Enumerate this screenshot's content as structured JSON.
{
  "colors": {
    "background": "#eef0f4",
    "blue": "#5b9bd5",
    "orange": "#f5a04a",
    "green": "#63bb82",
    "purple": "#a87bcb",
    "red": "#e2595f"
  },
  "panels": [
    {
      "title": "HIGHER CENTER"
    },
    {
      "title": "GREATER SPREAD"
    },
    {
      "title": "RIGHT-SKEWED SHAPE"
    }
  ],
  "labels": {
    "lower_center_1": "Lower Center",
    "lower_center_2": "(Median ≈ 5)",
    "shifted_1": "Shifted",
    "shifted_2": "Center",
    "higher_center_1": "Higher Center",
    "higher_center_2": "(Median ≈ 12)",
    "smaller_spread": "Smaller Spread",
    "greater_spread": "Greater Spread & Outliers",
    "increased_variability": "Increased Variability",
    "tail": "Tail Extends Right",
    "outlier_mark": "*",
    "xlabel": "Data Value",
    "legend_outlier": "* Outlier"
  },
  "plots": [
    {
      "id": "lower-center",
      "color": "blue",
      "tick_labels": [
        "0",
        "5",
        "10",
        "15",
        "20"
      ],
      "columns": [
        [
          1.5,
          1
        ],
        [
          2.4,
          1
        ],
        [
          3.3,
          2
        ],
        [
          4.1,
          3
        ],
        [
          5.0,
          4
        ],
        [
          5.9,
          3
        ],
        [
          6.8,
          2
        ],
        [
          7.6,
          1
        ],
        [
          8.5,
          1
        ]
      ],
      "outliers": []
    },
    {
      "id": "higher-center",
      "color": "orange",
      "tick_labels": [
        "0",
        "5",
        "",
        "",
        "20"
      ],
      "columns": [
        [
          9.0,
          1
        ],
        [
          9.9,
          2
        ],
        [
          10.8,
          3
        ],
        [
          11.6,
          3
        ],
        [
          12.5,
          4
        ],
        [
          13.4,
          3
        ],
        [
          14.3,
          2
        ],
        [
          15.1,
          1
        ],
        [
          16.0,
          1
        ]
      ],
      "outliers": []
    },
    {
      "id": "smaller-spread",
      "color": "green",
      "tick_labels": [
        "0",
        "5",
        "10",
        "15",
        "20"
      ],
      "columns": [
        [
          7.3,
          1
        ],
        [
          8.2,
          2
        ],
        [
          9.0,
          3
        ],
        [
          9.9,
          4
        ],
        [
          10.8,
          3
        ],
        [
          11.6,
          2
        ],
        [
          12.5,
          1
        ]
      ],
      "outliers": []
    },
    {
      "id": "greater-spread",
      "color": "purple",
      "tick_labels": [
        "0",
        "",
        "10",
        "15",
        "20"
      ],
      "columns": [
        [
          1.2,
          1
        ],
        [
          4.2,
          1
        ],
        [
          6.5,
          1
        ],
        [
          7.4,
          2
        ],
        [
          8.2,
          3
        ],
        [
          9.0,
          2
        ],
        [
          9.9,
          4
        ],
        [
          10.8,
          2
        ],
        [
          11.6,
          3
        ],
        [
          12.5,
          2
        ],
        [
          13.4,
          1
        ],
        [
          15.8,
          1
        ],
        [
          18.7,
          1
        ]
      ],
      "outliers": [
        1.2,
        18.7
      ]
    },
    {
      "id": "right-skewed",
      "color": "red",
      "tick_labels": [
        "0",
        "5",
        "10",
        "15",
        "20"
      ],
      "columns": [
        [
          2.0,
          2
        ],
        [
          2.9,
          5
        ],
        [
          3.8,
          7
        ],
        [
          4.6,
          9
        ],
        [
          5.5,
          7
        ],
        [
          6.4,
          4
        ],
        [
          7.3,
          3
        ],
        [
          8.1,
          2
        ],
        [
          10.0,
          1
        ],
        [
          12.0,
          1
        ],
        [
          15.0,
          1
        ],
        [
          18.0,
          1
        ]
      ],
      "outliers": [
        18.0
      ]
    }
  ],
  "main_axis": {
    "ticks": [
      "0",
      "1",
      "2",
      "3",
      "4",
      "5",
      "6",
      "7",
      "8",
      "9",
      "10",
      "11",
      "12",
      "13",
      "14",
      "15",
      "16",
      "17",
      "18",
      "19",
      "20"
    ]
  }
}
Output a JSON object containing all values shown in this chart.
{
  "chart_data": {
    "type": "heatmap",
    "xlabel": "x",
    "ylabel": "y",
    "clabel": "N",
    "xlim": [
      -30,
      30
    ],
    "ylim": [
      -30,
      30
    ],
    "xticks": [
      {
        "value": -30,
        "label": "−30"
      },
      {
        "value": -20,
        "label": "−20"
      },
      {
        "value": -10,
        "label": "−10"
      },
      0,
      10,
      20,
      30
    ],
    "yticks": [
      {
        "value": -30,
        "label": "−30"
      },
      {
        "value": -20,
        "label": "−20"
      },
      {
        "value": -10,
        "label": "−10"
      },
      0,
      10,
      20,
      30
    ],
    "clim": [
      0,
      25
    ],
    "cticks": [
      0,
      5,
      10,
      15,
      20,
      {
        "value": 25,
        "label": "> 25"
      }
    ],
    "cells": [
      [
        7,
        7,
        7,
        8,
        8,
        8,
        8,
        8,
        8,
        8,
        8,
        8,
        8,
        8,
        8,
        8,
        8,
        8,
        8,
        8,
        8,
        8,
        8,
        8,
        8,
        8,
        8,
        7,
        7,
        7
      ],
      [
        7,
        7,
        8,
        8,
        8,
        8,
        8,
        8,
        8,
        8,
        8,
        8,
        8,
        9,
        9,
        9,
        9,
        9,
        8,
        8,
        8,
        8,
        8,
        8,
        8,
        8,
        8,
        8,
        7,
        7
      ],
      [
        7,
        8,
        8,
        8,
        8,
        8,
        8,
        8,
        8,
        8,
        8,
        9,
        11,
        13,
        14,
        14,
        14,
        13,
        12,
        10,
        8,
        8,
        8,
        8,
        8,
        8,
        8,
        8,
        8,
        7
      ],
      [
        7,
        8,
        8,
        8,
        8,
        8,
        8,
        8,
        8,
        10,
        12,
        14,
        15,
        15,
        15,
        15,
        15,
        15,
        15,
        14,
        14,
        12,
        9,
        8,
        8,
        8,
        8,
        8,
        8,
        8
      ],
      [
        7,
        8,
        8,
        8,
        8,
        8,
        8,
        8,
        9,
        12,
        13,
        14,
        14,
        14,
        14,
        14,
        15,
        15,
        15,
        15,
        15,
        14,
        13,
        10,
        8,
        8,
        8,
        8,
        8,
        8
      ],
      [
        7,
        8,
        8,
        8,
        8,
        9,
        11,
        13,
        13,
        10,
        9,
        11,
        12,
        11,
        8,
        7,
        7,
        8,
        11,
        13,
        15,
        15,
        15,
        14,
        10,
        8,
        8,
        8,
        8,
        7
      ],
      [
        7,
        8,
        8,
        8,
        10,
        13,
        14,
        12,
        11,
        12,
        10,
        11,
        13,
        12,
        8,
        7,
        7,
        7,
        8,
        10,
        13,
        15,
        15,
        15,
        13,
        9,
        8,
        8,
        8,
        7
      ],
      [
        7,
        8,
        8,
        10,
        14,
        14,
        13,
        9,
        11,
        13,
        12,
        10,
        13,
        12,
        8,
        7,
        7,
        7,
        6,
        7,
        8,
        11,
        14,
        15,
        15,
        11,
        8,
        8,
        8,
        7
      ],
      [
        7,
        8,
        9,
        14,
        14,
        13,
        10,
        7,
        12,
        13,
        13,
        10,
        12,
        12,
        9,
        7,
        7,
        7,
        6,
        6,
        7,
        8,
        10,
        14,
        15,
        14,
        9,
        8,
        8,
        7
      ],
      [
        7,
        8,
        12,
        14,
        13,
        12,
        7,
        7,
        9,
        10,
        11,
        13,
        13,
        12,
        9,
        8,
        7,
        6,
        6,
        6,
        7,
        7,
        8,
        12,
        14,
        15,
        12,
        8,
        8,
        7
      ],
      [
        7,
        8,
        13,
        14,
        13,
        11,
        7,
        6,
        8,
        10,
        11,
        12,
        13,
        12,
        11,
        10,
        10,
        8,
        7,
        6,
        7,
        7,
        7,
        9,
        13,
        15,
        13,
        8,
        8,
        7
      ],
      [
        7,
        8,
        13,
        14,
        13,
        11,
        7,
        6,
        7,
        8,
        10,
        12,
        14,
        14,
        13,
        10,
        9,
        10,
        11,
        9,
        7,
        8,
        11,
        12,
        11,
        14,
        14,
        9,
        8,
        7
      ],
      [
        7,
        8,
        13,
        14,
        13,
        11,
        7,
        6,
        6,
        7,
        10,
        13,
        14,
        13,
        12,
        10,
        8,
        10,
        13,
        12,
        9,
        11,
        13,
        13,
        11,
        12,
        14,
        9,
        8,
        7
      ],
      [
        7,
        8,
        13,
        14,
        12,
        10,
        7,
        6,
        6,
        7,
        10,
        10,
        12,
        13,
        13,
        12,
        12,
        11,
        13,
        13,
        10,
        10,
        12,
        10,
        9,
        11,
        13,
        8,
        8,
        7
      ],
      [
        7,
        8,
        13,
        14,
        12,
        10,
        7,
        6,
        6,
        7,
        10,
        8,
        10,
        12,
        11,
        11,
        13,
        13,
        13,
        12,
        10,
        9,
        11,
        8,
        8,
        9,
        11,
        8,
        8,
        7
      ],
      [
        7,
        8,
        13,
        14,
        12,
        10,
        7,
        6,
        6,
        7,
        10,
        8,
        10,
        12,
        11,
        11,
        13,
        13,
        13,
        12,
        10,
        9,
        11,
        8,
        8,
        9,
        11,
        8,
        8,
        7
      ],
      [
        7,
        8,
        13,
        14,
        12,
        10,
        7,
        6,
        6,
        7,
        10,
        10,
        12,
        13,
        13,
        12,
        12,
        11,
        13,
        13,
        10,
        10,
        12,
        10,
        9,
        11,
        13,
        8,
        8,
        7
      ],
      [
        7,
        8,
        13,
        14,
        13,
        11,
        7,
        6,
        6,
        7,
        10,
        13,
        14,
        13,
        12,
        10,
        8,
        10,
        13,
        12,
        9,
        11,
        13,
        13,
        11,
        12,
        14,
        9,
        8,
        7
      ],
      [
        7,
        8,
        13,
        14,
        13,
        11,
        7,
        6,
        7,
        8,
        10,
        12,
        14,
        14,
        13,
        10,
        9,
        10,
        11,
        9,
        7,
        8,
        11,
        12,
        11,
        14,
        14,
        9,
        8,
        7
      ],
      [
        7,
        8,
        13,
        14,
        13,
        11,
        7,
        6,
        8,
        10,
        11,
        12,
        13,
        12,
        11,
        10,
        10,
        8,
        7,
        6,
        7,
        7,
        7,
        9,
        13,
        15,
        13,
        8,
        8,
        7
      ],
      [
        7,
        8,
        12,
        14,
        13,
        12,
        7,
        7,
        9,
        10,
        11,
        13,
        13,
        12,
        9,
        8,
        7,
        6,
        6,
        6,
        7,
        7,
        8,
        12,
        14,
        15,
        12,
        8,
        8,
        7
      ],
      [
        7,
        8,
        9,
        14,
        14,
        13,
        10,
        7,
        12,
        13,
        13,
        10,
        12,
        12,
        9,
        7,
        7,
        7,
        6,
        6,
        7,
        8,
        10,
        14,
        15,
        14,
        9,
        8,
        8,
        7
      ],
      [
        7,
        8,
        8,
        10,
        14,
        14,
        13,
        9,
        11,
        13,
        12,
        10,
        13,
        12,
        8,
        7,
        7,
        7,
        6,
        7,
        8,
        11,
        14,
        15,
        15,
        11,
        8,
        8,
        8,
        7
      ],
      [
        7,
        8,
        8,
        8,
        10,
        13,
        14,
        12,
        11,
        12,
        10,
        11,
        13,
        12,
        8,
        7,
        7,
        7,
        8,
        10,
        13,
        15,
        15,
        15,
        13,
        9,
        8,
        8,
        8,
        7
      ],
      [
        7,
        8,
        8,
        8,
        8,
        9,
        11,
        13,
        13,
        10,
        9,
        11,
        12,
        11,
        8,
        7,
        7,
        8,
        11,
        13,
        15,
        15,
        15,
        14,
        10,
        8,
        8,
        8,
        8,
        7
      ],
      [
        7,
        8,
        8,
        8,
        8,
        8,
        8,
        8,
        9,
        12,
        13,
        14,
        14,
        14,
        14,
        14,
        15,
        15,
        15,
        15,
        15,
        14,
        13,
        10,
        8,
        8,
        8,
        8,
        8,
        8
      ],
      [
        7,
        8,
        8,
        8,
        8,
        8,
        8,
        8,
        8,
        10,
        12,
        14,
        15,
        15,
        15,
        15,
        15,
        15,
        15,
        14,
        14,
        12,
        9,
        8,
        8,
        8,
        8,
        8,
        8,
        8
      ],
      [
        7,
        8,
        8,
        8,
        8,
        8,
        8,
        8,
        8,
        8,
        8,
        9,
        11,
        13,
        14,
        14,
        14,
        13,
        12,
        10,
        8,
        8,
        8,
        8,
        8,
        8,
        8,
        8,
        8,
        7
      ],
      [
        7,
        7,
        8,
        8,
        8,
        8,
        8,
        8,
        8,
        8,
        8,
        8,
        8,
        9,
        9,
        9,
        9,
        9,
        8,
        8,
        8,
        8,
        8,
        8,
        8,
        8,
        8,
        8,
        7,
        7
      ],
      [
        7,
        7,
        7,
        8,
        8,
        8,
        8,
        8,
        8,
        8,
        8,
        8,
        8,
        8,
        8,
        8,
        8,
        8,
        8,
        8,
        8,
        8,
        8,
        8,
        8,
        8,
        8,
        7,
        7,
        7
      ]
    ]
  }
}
------------
> _WHAT TO WORK ON_:
Search the lines for "this". Copy each line that has it.

> _THE OUTPUT_:
Enumerate this screenshot's content as structured JSON.
Output a JSON object containing all values shown in this chart.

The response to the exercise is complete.